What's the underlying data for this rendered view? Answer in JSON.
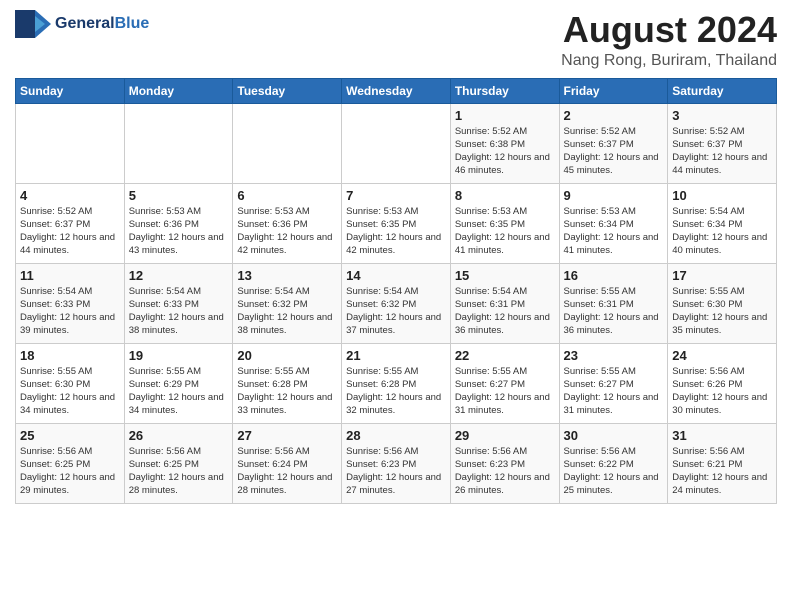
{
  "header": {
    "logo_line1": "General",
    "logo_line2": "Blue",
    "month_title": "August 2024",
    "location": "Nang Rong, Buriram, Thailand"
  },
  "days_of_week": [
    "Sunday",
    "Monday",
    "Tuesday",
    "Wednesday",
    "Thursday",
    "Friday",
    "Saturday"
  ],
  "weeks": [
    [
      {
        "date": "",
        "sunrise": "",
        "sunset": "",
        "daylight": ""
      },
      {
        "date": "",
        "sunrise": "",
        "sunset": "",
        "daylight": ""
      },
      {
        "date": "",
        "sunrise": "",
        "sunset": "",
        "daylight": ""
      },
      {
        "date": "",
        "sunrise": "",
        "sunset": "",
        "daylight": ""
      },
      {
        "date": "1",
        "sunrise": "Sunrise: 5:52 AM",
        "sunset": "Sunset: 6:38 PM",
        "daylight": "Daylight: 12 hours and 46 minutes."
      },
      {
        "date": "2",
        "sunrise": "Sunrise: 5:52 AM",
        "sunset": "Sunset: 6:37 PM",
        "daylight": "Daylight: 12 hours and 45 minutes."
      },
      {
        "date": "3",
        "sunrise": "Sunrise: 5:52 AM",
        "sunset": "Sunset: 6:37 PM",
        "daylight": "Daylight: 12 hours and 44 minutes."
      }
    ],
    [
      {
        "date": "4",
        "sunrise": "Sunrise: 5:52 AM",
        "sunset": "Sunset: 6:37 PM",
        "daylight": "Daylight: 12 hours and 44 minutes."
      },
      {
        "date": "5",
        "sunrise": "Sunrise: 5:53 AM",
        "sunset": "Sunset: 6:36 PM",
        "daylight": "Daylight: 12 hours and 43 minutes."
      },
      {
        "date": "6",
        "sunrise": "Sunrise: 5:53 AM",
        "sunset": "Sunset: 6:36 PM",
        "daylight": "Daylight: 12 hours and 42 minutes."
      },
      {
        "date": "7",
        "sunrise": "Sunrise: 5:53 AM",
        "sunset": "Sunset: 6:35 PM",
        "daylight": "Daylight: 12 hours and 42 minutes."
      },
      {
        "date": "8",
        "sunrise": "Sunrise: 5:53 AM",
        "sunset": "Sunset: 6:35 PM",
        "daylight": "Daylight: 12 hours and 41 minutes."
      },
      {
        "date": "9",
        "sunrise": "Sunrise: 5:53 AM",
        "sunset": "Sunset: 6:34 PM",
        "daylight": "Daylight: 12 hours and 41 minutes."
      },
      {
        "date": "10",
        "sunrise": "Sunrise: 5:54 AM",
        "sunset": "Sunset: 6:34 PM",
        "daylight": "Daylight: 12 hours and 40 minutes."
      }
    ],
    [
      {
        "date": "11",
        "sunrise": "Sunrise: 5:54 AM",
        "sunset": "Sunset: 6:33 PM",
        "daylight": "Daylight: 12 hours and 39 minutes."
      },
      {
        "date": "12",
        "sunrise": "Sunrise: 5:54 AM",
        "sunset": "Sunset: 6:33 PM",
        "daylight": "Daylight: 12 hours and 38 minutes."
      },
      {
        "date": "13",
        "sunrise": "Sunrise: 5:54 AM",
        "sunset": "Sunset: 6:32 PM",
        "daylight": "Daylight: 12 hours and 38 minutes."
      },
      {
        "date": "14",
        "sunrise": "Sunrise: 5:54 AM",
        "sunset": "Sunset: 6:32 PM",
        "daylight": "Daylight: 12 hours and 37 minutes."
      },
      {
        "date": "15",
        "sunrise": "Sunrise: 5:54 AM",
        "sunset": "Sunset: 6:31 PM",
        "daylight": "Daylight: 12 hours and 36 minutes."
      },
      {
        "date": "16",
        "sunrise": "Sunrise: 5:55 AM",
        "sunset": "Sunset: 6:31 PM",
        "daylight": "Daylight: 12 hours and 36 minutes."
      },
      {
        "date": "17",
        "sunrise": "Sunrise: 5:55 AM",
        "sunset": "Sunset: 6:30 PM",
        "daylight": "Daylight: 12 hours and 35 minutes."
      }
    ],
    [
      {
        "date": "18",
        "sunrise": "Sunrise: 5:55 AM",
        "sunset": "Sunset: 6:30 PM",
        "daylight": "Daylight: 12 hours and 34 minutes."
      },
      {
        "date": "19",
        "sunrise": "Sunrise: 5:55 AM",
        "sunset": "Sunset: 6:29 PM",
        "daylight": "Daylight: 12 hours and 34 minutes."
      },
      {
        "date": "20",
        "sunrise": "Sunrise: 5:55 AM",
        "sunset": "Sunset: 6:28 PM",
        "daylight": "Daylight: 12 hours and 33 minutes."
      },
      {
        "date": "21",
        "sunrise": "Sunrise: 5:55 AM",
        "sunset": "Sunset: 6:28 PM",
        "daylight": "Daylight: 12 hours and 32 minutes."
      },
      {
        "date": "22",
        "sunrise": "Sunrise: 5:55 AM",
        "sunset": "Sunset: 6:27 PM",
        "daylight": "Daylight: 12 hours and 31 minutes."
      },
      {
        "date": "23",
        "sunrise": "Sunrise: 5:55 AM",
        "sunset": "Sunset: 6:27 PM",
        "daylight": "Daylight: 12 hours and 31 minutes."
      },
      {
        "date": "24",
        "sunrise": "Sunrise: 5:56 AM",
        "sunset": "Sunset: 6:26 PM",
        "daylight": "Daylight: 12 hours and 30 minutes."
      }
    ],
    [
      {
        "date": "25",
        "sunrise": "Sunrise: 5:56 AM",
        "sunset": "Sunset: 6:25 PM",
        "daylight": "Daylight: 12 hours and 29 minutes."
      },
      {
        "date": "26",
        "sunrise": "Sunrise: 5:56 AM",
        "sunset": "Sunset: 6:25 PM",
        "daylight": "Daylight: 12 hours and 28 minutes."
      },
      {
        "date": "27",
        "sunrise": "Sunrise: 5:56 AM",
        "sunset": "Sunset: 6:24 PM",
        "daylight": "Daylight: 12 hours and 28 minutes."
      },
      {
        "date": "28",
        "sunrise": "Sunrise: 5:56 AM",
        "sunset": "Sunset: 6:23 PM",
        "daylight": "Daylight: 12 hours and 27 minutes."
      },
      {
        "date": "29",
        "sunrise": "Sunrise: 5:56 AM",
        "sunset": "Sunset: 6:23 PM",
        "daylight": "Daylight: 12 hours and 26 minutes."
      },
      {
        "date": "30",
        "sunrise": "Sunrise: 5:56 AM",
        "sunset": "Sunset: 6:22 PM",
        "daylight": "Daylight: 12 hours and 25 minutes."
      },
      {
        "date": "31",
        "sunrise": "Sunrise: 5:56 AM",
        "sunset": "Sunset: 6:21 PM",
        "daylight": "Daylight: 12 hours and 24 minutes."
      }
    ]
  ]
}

---

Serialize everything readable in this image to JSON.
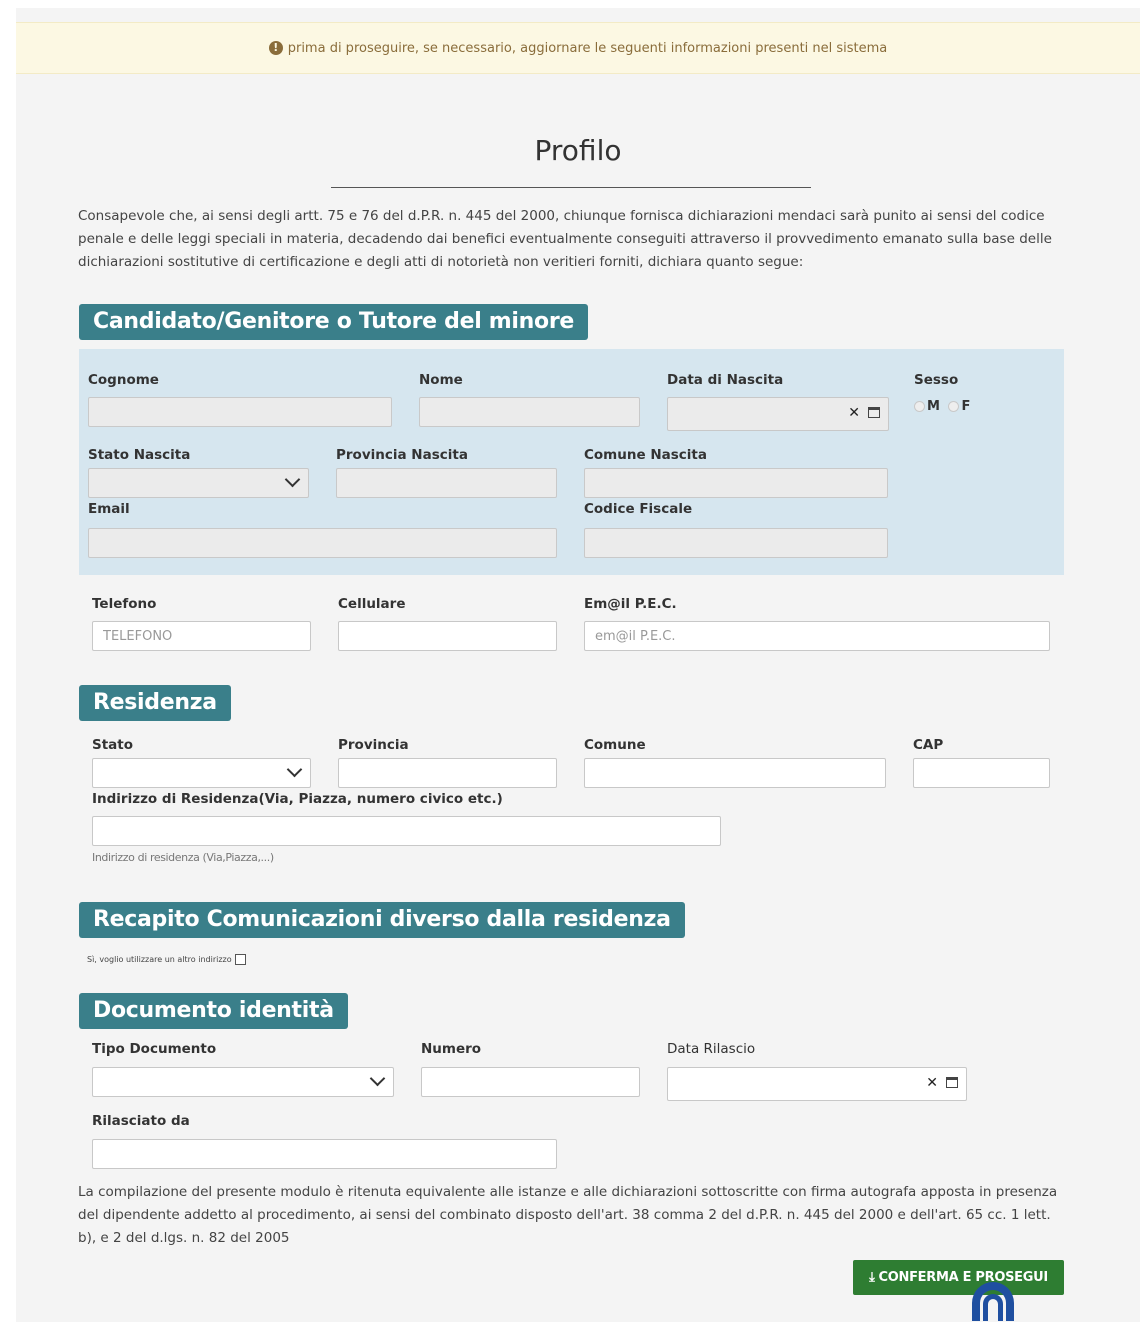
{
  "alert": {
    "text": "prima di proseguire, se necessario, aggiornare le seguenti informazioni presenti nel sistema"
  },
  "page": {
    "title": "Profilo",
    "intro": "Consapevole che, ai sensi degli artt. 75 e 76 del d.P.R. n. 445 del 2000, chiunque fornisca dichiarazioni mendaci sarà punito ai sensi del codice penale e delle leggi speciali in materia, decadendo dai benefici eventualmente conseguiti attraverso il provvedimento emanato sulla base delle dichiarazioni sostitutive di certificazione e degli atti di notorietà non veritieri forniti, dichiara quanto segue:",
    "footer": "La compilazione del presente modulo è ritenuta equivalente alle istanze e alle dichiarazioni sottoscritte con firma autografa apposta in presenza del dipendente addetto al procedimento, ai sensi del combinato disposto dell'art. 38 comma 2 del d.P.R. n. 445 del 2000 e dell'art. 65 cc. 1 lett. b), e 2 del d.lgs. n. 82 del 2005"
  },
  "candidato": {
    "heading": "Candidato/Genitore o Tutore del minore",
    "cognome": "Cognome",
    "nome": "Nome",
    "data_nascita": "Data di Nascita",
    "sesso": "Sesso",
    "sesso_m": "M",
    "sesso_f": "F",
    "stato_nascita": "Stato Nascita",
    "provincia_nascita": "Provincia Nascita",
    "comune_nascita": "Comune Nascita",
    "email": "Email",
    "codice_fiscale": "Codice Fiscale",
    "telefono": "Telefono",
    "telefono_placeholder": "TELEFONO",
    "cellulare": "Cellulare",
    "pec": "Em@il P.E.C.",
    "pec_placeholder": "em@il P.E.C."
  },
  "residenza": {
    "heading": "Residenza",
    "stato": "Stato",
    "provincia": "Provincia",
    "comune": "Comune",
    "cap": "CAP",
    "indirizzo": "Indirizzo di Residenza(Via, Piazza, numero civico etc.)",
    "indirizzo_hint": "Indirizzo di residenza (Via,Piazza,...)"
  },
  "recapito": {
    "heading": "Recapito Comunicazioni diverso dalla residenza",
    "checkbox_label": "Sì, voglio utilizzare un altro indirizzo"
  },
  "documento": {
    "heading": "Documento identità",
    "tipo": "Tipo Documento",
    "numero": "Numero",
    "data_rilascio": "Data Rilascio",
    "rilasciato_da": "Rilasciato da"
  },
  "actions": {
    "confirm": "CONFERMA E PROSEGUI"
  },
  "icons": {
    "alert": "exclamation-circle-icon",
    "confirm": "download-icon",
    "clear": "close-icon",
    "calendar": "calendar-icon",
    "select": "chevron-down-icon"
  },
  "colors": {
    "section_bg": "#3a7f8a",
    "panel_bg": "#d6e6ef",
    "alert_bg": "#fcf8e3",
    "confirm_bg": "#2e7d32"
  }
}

_DIRECTIONS_: Within the listing above, copy each line that has the string "Nascita".

_COMPLETED EXERCISE_:
    "data_nascita": "Data di Nascita",
    "stato_nascita": "Stato Nascita",
    "provincia_nascita": "Provincia Nascita",
    "comune_nascita": "Comune Nascita",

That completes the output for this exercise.